╭──

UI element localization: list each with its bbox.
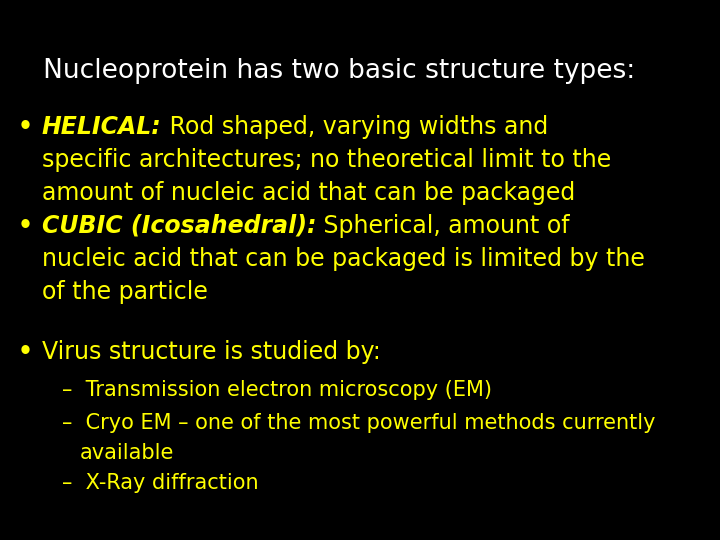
Text: Nucleoprotein has two basic structure types:: Nucleoprotein has two basic structure ty… [18, 58, 635, 84]
Text: •: • [18, 214, 33, 238]
Text: specific architectures; no theoretical limit to the: specific architectures; no theoretical l… [42, 148, 611, 172]
Text: Rod shaped, varying widths and: Rod shaped, varying widths and [162, 115, 548, 139]
Text: HELICAL:: HELICAL: [42, 115, 162, 139]
Text: Virus structure is studied by:: Virus structure is studied by: [42, 340, 381, 364]
Text: nucleic acid that can be packaged is limited by the: nucleic acid that can be packaged is lim… [42, 247, 645, 271]
Text: available: available [80, 443, 174, 463]
Text: Spherical, amount of: Spherical, amount of [317, 214, 570, 238]
Text: •: • [18, 115, 33, 139]
Text: of the particle: of the particle [42, 280, 208, 304]
Text: amount of nucleic acid that can be packaged: amount of nucleic acid that can be packa… [42, 181, 575, 205]
Text: CUBIC (Icosahedral):: CUBIC (Icosahedral): [42, 214, 317, 238]
Text: –  X-Ray diffraction: – X-Ray diffraction [62, 473, 258, 493]
Text: –  Cryo EM – one of the most powerful methods currently: – Cryo EM – one of the most powerful met… [62, 413, 655, 433]
Text: •: • [18, 340, 33, 364]
Text: –  Transmission electron microscopy (EM): – Transmission electron microscopy (EM) [62, 380, 492, 400]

╰──

# Work instruction
In the listing above, find every line with the word "packaged" and copy it out.

# Response box
Text: nucleic acid that can be packaged is limited by the: nucleic acid that can be packaged is lim… [42, 247, 645, 271]
Text: amount of nucleic acid that can be packaged: amount of nucleic acid that can be packa… [42, 181, 575, 205]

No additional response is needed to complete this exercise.